What needs to be done:
Return all lines below containing the word "anzeigen".

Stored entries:
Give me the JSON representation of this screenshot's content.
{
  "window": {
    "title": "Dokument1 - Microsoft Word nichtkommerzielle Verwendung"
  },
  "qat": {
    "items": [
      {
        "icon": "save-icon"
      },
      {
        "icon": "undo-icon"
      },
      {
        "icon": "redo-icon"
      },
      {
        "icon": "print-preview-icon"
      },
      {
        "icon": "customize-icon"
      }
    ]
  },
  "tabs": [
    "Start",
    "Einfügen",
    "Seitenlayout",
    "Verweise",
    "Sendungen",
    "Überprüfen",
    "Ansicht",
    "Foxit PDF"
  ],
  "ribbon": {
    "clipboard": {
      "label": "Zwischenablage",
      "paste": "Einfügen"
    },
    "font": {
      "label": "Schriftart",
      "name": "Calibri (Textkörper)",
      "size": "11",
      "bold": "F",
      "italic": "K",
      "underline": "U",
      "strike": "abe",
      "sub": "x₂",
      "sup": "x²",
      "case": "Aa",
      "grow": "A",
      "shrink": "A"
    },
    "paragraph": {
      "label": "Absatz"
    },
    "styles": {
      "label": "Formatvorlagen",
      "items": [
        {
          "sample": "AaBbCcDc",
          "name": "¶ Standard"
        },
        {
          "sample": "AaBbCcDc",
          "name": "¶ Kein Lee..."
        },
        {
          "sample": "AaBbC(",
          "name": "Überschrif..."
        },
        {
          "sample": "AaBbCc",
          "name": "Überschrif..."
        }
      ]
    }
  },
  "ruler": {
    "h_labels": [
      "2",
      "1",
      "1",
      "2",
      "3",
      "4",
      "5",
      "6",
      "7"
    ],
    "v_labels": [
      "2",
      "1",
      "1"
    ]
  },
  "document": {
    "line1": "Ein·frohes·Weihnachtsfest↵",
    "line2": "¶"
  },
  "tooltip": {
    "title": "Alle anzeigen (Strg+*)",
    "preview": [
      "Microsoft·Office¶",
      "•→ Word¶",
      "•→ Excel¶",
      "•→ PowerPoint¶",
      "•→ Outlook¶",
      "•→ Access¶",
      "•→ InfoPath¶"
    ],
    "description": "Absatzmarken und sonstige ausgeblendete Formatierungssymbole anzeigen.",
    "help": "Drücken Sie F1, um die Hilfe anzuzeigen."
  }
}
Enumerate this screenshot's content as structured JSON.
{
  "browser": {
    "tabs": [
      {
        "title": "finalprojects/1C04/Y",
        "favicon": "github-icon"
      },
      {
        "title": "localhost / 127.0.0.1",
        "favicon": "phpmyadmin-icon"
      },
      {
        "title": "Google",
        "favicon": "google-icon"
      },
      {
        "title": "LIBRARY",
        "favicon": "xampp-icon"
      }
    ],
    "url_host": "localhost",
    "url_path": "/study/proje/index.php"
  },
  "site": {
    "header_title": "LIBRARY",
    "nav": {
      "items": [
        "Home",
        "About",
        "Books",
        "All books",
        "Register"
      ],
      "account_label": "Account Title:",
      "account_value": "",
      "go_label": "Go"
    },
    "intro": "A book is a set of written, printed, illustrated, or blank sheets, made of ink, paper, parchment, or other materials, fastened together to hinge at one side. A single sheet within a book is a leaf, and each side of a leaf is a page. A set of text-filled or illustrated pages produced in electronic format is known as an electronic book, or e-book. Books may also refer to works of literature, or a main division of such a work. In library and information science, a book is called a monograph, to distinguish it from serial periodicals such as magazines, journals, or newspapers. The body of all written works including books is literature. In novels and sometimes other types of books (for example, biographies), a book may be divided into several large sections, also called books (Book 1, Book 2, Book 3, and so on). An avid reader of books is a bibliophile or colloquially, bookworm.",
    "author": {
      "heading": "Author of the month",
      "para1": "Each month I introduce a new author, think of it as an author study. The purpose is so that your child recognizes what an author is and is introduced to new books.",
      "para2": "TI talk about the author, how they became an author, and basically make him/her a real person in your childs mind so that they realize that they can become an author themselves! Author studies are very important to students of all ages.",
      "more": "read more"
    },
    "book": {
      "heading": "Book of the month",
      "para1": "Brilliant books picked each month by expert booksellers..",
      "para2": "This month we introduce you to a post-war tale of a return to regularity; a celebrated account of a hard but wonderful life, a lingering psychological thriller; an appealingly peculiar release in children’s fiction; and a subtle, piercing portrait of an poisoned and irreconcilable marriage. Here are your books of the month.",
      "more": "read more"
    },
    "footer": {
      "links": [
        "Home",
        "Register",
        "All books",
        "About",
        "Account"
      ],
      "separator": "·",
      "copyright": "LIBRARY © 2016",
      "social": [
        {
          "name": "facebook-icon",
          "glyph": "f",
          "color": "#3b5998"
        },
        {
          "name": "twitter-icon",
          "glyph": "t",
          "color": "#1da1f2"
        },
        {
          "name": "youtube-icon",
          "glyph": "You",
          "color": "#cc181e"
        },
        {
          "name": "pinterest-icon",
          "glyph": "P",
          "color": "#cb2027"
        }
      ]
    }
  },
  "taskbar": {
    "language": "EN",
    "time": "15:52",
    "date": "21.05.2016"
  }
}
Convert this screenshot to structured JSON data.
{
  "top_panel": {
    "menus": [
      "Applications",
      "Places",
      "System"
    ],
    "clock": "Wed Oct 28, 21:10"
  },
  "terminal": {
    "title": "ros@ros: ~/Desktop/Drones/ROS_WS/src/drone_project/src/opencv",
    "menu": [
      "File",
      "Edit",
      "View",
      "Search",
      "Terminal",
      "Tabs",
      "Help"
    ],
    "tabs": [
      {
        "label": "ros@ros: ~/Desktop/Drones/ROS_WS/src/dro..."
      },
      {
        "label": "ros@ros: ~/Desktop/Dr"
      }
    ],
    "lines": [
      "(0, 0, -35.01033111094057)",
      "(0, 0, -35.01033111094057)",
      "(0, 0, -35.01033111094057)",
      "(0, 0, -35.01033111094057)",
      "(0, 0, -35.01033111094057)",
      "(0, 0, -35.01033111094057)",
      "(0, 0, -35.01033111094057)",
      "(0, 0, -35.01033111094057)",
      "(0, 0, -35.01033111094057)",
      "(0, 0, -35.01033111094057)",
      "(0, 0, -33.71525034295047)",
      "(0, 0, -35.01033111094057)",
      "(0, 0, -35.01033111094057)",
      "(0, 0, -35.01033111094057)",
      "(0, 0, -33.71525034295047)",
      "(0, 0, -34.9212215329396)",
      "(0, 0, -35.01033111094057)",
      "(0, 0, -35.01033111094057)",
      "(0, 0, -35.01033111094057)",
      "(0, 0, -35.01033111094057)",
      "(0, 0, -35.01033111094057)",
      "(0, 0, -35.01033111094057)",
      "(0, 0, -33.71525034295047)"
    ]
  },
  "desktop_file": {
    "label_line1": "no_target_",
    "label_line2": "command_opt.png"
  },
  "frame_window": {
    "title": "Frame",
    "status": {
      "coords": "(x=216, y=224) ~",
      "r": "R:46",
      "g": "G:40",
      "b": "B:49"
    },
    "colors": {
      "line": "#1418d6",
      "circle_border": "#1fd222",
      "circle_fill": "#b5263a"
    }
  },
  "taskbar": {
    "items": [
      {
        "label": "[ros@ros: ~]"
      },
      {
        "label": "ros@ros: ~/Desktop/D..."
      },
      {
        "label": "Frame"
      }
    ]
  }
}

Written solution:
    "title": "Alle anzeigen (Strg+*)",
    "description": "Absatzmarken und sonstige ausgeblendete Formatierungssymbole anzeigen.",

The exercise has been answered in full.